§ Problem details
Every record should be repeated exactly, except that pictures are left out.

§ Available records
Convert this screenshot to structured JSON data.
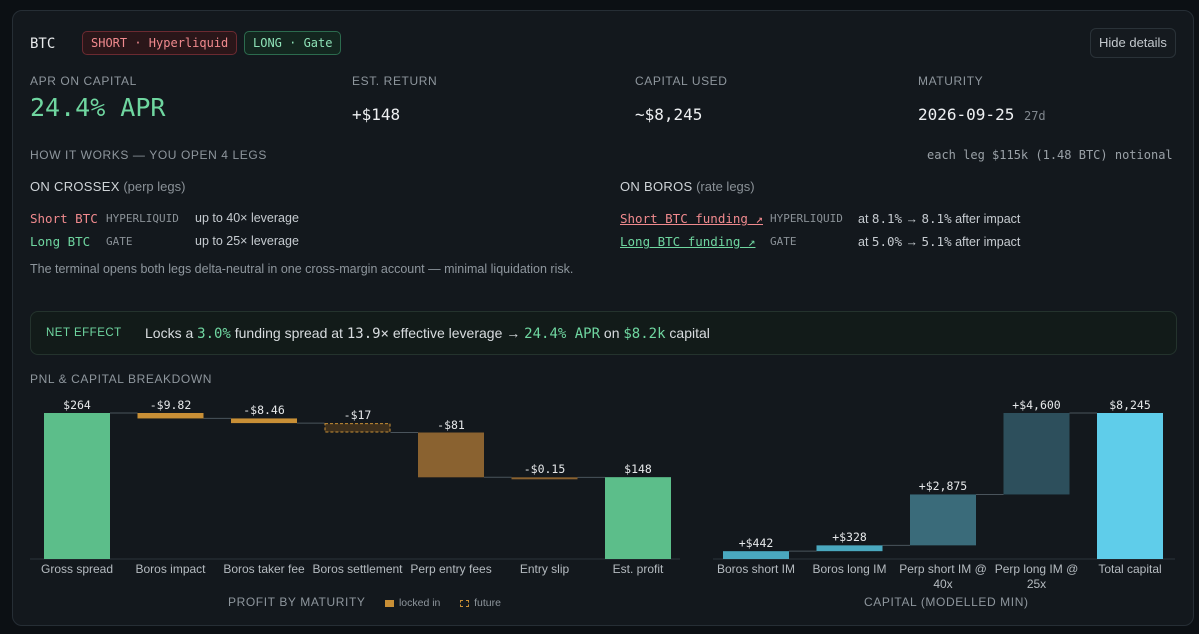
{
  "header": {
    "asset": "BTC",
    "badge_short": "SHORT · Hyperliquid",
    "badge_long": "LONG · Gate",
    "hide_button": "Hide details"
  },
  "stats": {
    "apr_label": "APR ON CAPITAL",
    "apr_value": "24.4% APR",
    "return_label": "EST. RETURN",
    "return_value": "+$148",
    "capital_label": "CAPITAL USED",
    "capital_value": "~$8,245",
    "maturity_label": "MATURITY",
    "maturity_value": "2026-09-25",
    "maturity_days": "27d"
  },
  "how": {
    "label": "HOW IT WORKS — YOU OPEN 4 LEGS",
    "leg_note": "each leg $115k (1.48 BTC) notional",
    "crossex_head": "ON CROSSEX",
    "crossex_sub": "(perp legs)",
    "crossex_legs": [
      {
        "name": "Short BTC",
        "venue": "HYPERLIQUID",
        "leverage": "up to 40× leverage"
      },
      {
        "name": "Long BTC",
        "venue": "GATE",
        "leverage": "up to 25× leverage"
      }
    ],
    "boros_head": "ON BOROS",
    "boros_sub": "(rate legs)",
    "boros_legs": [
      {
        "name": "Short BTC funding ↗",
        "venue": "HYPERLIQUID",
        "at": "at",
        "from": "8.1%",
        "arrow": "→",
        "to": "8.1%",
        "after": "after impact"
      },
      {
        "name": "Long BTC funding ↗",
        "venue": "GATE",
        "at": "at",
        "from": "5.0%",
        "arrow": "→",
        "to": "5.1%",
        "after": "after impact"
      }
    ],
    "description": "The terminal opens both legs delta-neutral in one cross-margin account — minimal liquidation risk."
  },
  "net_effect": {
    "label": "NET EFFECT",
    "t1": "Locks a",
    "spread": "3.0%",
    "t2": "funding spread at",
    "leverage": "13.9×",
    "t3": "effective leverage →",
    "apr": "24.4% APR",
    "t4": "on",
    "capital": "$8.2k",
    "t5": "capital"
  },
  "chart_section_label": "PNL & CAPITAL BREAKDOWN",
  "colors": {
    "green": "#5cbe8a",
    "locked": "#c88f36",
    "perp_loss": "#8a6230",
    "capital_light": "#4aa8bf",
    "capital_mid": "#3a6b7a",
    "capital_dark": "#2d4f5c",
    "capital_total": "#5fcdea"
  },
  "chart_data": [
    {
      "type": "bar",
      "subtype": "waterfall",
      "title": "PROFIT BY MATURITY",
      "legend": [
        "locked in",
        "future"
      ],
      "categories": [
        "Gross spread",
        "Boros impact",
        "Boros taker fee",
        "Boros settlement",
        "Perp entry fees",
        "Entry slip",
        "Est. profit"
      ],
      "values": [
        264,
        -9.82,
        -8.46,
        -17,
        -81,
        -0.15,
        148
      ],
      "labels": [
        "$264",
        "-$9.82",
        "-$8.46",
        "-$17",
        "-$81",
        "-$0.15",
        "$148"
      ],
      "kinds": [
        "total",
        "delta",
        "delta",
        "delta",
        "delta",
        "delta",
        "total"
      ],
      "styles": [
        "green",
        "locked",
        "locked",
        "future",
        "perp_loss",
        "perp_loss",
        "green"
      ]
    },
    {
      "type": "bar",
      "subtype": "waterfall",
      "title": "CAPITAL (MODELLED MIN)",
      "categories": [
        "Boros short IM",
        "Boros long IM",
        "Perp short IM @ 40x",
        "Perp long IM @ 25x",
        "Total capital"
      ],
      "values": [
        442,
        328,
        2875,
        4600,
        8245
      ],
      "labels": [
        "+$442",
        "+$328",
        "+$2,875",
        "+$4,600",
        "$8,245"
      ],
      "kinds": [
        "delta",
        "delta",
        "delta",
        "delta",
        "total"
      ],
      "styles": [
        "capital_light",
        "capital_light",
        "capital_mid",
        "capital_dark",
        "capital_total"
      ]
    }
  ]
}
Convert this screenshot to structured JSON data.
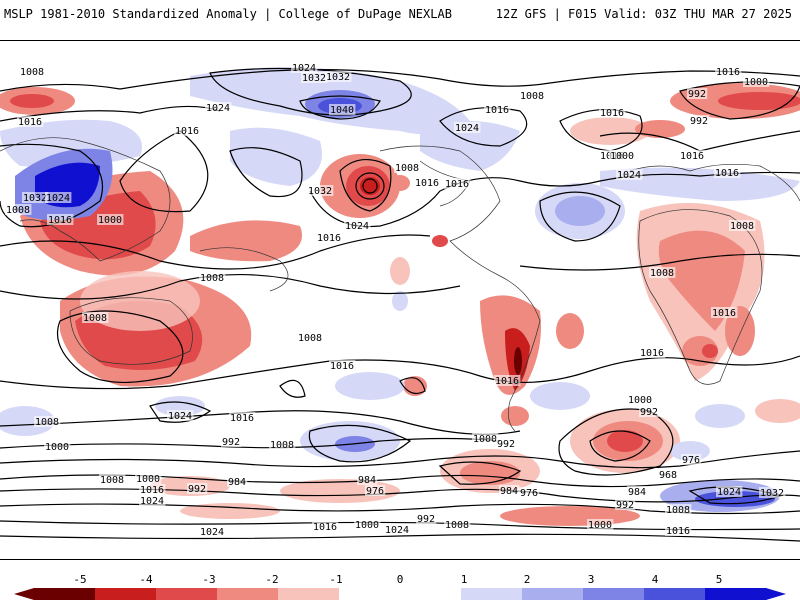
{
  "header": {
    "left_title": "MSLP 1981-2010 Standardized Anomaly | College of DuPage NEXLAB",
    "right_title": "12Z GFS | F015 Valid: 03Z THU MAR 27 2025"
  },
  "colorbar": {
    "labels": [
      "-5",
      "-4",
      "-3",
      "-2",
      "-1",
      "0",
      "1",
      "2",
      "3",
      "4",
      "5"
    ],
    "colors": {
      "neg5": "#6a0000",
      "neg4": "#c81e1e",
      "neg3": "#e04a4a",
      "neg2": "#ef8a80",
      "neg1": "#f7c3bb",
      "zero": "#ffffff",
      "pos1": "#d6d8f7",
      "pos2": "#a9aeef",
      "pos3": "#7d84e6",
      "pos4": "#4a52dc",
      "pos5": "#1010d0"
    }
  },
  "isobar_labels": [
    "1024",
    "1032",
    "1016",
    "1008",
    "992",
    "1000",
    "1008",
    "1016",
    "1024",
    "1016",
    "1040",
    "1016",
    "1024",
    "1032",
    "1008",
    "1016",
    "1016",
    "1024",
    "1008",
    "992",
    "1000",
    "1016",
    "1016",
    "1024",
    "1032",
    "1024",
    "1000",
    "1016",
    "1016",
    "1016",
    "1008",
    "1008",
    "1008",
    "1008",
    "1016",
    "1008",
    "1016",
    "1016",
    "1016",
    "1016",
    "1024",
    "1016",
    "1008",
    "1000",
    "992",
    "1008",
    "1000",
    "992",
    "1000",
    "992",
    "976",
    "984",
    "1008",
    "1000",
    "1016",
    "1024",
    "992",
    "984",
    "984",
    "976",
    "968",
    "984",
    "992",
    "976",
    "1008",
    "1024",
    "1032",
    "1032",
    "1024",
    "1016",
    "1000",
    "1024",
    "992",
    "1008",
    "1000",
    "1016"
  ]
}
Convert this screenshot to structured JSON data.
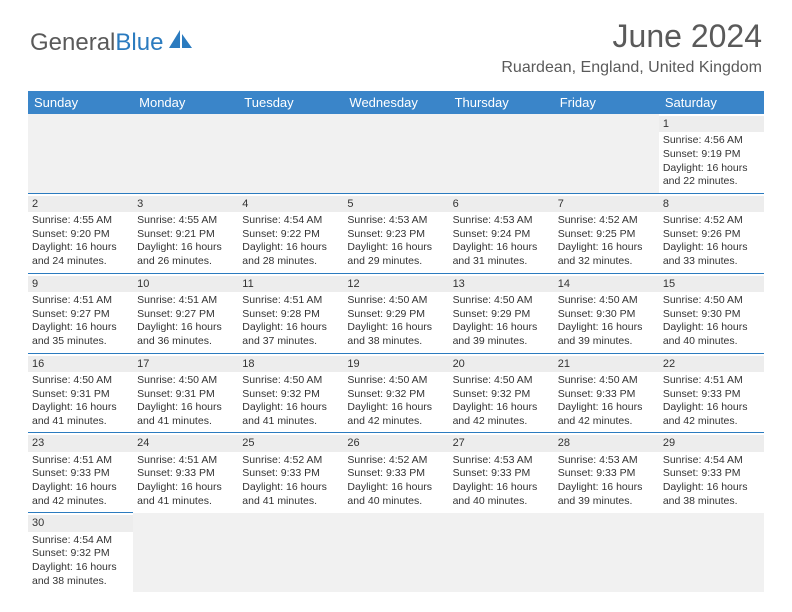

§ Complete answer
Convert this screenshot to structured JSON data.
{
  "header": {
    "asset": "BTC",
    "badge_short": "SHORT · Hyperliquid",
    "badge_long": "LONG · Gate",
    "hide_button": "Hide details"
  },
  "stats": {
    "apr_label": "APR ON CAPITAL",
    "apr_value": "24.4% APR",
    "return_label": "EST. RETURN",
    "return_value": "+$148",
    "capital_label": "CAPITAL USED",
    "capital_value": "~$8,245",
    "maturity_label": "MATURITY",
    "maturity_value": "2026-09-25",
    "maturity_days": "27d"
  },
  "how": {
    "label": "HOW IT WORKS — YOU OPEN 4 LEGS",
    "leg_note": "each leg $115k (1.48 BTC) notional",
    "crossex_head": "ON CROSSEX",
    "crossex_sub": "(perp legs)",
    "crossex_legs": [
      {
        "name": "Short BTC",
        "venue": "HYPERLIQUID",
        "leverage": "up to 40× leverage"
      },
      {
        "name": "Long BTC",
        "venue": "GATE",
        "leverage": "up to 25× leverage"
      }
    ],
    "boros_head": "ON BOROS",
    "boros_sub": "(rate legs)",
    "boros_legs": [
      {
        "name": "Short BTC funding ↗",
        "venue": "HYPERLIQUID",
        "at": "at",
        "from": "8.1%",
        "arrow": "→",
        "to": "8.1%",
        "after": "after impact"
      },
      {
        "name": "Long BTC funding ↗",
        "venue": "GATE",
        "at": "at",
        "from": "5.0%",
        "arrow": "→",
        "to": "5.1%",
        "after": "after impact"
      }
    ],
    "description": "The terminal opens both legs delta-neutral in one cross-margin account — minimal liquidation risk."
  },
  "net_effect": {
    "label": "NET EFFECT",
    "t1": "Locks a",
    "spread": "3.0%",
    "t2": "funding spread at",
    "leverage": "13.9×",
    "t3": "effective leverage →",
    "apr": "24.4% APR",
    "t4": "on",
    "capital": "$8.2k",
    "t5": "capital"
  },
  "chart_section_label": "PNL & CAPITAL BREAKDOWN",
  "colors": {
    "green": "#5cbe8a",
    "locked": "#c88f36",
    "perp_loss": "#8a6230",
    "capital_light": "#4aa8bf",
    "capital_mid": "#3a6b7a",
    "capital_dark": "#2d4f5c",
    "capital_total": "#5fcdea"
  },
  "chart_data": [
    {
      "type": "bar",
      "subtype": "waterfall",
      "title": "PROFIT BY MATURITY",
      "legend": [
        "locked in",
        "future"
      ],
      "categories": [
        "Gross spread",
        "Boros impact",
        "Boros taker fee",
        "Boros settlement",
        "Perp entry fees",
        "Entry slip",
        "Est. profit"
      ],
      "values": [
        264,
        -9.82,
        -8.46,
        -17,
        -81,
        -0.15,
        148
      ],
      "labels": [
        "$264",
        "-$9.82",
        "-$8.46",
        "-$17",
        "-$81",
        "-$0.15",
        "$148"
      ],
      "kinds": [
        "total",
        "delta",
        "delta",
        "delta",
        "delta",
        "delta",
        "total"
      ],
      "styles": [
        "green",
        "locked",
        "locked",
        "future",
        "perp_loss",
        "perp_loss",
        "green"
      ]
    },
    {
      "type": "bar",
      "subtype": "waterfall",
      "title": "CAPITAL (MODELLED MIN)",
      "categories": [
        "Boros short IM",
        "Boros long IM",
        "Perp short IM @ 40x",
        "Perp long IM @ 25x",
        "Total capital"
      ],
      "values": [
        442,
        328,
        2875,
        4600,
        8245
      ],
      "labels": [
        "+$442",
        "+$328",
        "+$2,875",
        "+$4,600",
        "$8,245"
      ],
      "kinds": [
        "delta",
        "delta",
        "delta",
        "delta",
        "total"
      ],
      "styles": [
        "capital_light",
        "capital_light",
        "capital_mid",
        "capital_dark",
        "capital_total"
      ]
    }
  ]
}
Convert this screenshot to structured JSON data.
{
  "header": {
    "left_title": "MSLP 1981-2010 Standardized Anomaly | College of DuPage NEXLAB",
    "right_title": "12Z GFS | F015 Valid: 03Z THU MAR 27 2025"
  },
  "colorbar": {
    "labels": [
      "-5",
      "-4",
      "-3",
      "-2",
      "-1",
      "0",
      "1",
      "2",
      "3",
      "4",
      "5"
    ],
    "colors": {
      "neg5": "#6a0000",
      "neg4": "#c81e1e",
      "neg3": "#e04a4a",
      "neg2": "#ef8a80",
      "neg1": "#f7c3bb",
      "zero": "#ffffff",
      "pos1": "#d6d8f7",
      "pos2": "#a9aeef",
      "pos3": "#7d84e6",
      "pos4": "#4a52dc",
      "pos5": "#1010d0"
    }
  },
  "isobar_labels": [
    "1024",
    "1032",
    "1016",
    "1008",
    "992",
    "1000",
    "1008",
    "1016",
    "1024",
    "1016",
    "1040",
    "1016",
    "1024",
    "1032",
    "1008",
    "1016",
    "1016",
    "1024",
    "1008",
    "992",
    "1000",
    "1016",
    "1016",
    "1024",
    "1032",
    "1024",
    "1000",
    "1016",
    "1016",
    "1016",
    "1008",
    "1008",
    "1008",
    "1008",
    "1016",
    "1008",
    "1016",
    "1016",
    "1016",
    "1016",
    "1024",
    "1016",
    "1008",
    "1000",
    "992",
    "1008",
    "1000",
    "992",
    "1000",
    "992",
    "976",
    "984",
    "1008",
    "1000",
    "1016",
    "1024",
    "992",
    "984",
    "984",
    "976",
    "968",
    "984",
    "992",
    "976",
    "1008",
    "1024",
    "1032",
    "1032",
    "1024",
    "1016",
    "1000",
    "1024",
    "992",
    "1008",
    "1000",
    "1016"
  ]
}
Convert this screenshot to structured JSON data.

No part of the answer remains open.